**The problem:** Write out the entire listing below exactly as it appears, minus any pictures.

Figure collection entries

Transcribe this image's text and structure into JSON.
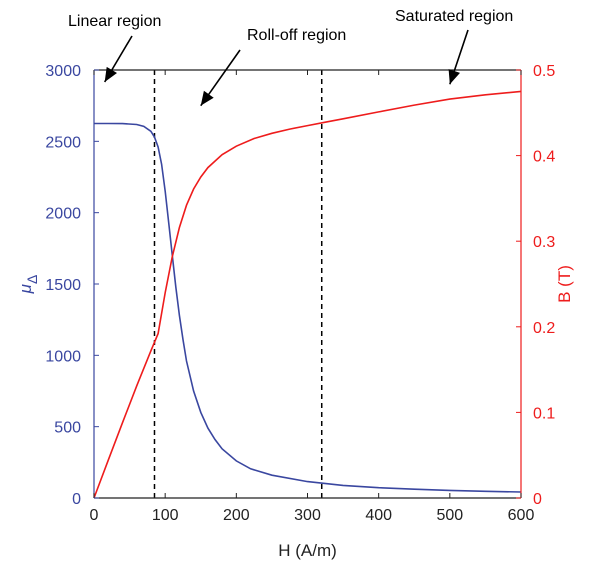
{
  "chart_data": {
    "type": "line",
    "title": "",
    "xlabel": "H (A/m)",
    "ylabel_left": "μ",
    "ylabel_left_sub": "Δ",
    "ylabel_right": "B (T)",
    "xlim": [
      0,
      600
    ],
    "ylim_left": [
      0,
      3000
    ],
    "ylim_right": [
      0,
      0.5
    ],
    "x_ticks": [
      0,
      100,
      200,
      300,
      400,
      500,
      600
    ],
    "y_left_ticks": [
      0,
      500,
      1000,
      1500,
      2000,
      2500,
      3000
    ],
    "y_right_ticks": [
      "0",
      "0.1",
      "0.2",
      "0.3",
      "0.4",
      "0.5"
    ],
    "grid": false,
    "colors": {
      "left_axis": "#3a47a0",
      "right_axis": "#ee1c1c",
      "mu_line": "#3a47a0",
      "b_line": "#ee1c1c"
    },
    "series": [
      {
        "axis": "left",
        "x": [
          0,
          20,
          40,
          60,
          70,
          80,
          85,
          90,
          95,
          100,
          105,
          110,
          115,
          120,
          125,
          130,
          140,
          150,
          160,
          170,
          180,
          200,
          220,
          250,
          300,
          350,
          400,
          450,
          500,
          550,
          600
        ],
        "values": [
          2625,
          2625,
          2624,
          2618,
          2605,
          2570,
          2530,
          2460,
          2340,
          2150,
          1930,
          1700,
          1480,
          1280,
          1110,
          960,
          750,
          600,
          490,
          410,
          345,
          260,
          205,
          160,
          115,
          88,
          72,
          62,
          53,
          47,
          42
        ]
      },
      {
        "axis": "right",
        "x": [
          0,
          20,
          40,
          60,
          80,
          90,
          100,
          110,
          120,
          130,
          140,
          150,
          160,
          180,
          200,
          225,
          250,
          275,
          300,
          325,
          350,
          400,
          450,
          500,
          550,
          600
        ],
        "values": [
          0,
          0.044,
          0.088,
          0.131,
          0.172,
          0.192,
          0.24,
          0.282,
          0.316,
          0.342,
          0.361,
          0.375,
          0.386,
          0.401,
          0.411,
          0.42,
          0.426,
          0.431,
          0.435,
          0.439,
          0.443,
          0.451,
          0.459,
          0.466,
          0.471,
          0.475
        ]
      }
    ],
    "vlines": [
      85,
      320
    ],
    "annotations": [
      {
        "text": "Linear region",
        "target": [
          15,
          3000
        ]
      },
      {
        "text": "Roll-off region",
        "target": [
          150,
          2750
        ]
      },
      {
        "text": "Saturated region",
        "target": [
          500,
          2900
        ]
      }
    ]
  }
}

**Right answer:**
Transcribe this image's text and structure into JSON.
{
  "chart_data": {
    "type": "line",
    "title": "",
    "xlabel": "H (A/m)",
    "ylabel_left": "μ",
    "ylabel_left_sub": "Δ",
    "ylabel_right": "B (T)",
    "xlim": [
      0,
      600
    ],
    "ylim_left": [
      0,
      3000
    ],
    "ylim_right": [
      0,
      0.5
    ],
    "x_ticks": [
      0,
      100,
      200,
      300,
      400,
      500,
      600
    ],
    "y_left_ticks": [
      0,
      500,
      1000,
      1500,
      2000,
      2500,
      3000
    ],
    "y_right_ticks": [
      "0",
      "0.1",
      "0.2",
      "0.3",
      "0.4",
      "0.5"
    ],
    "grid": false,
    "colors": {
      "left_axis": "#3a47a0",
      "right_axis": "#ee1c1c",
      "mu_line": "#3a47a0",
      "b_line": "#ee1c1c"
    },
    "series": [
      {
        "axis": "left",
        "x": [
          0,
          20,
          40,
          60,
          70,
          80,
          85,
          90,
          95,
          100,
          105,
          110,
          115,
          120,
          125,
          130,
          140,
          150,
          160,
          170,
          180,
          200,
          220,
          250,
          300,
          350,
          400,
          450,
          500,
          550,
          600
        ],
        "values": [
          2625,
          2625,
          2624,
          2618,
          2605,
          2570,
          2530,
          2460,
          2340,
          2150,
          1930,
          1700,
          1480,
          1280,
          1110,
          960,
          750,
          600,
          490,
          410,
          345,
          260,
          205,
          160,
          115,
          88,
          72,
          62,
          53,
          47,
          42
        ]
      },
      {
        "axis": "right",
        "x": [
          0,
          20,
          40,
          60,
          80,
          90,
          100,
          110,
          120,
          130,
          140,
          150,
          160,
          180,
          200,
          225,
          250,
          275,
          300,
          325,
          350,
          400,
          450,
          500,
          550,
          600
        ],
        "values": [
          0,
          0.044,
          0.088,
          0.131,
          0.172,
          0.192,
          0.24,
          0.282,
          0.316,
          0.342,
          0.361,
          0.375,
          0.386,
          0.401,
          0.411,
          0.42,
          0.426,
          0.431,
          0.435,
          0.439,
          0.443,
          0.451,
          0.459,
          0.466,
          0.471,
          0.475
        ]
      }
    ],
    "vlines": [
      85,
      320
    ],
    "annotations": [
      {
        "text": "Linear region",
        "target": [
          15,
          3000
        ]
      },
      {
        "text": "Roll-off region",
        "target": [
          150,
          2750
        ]
      },
      {
        "text": "Saturated region",
        "target": [
          500,
          2900
        ]
      }
    ]
  }
}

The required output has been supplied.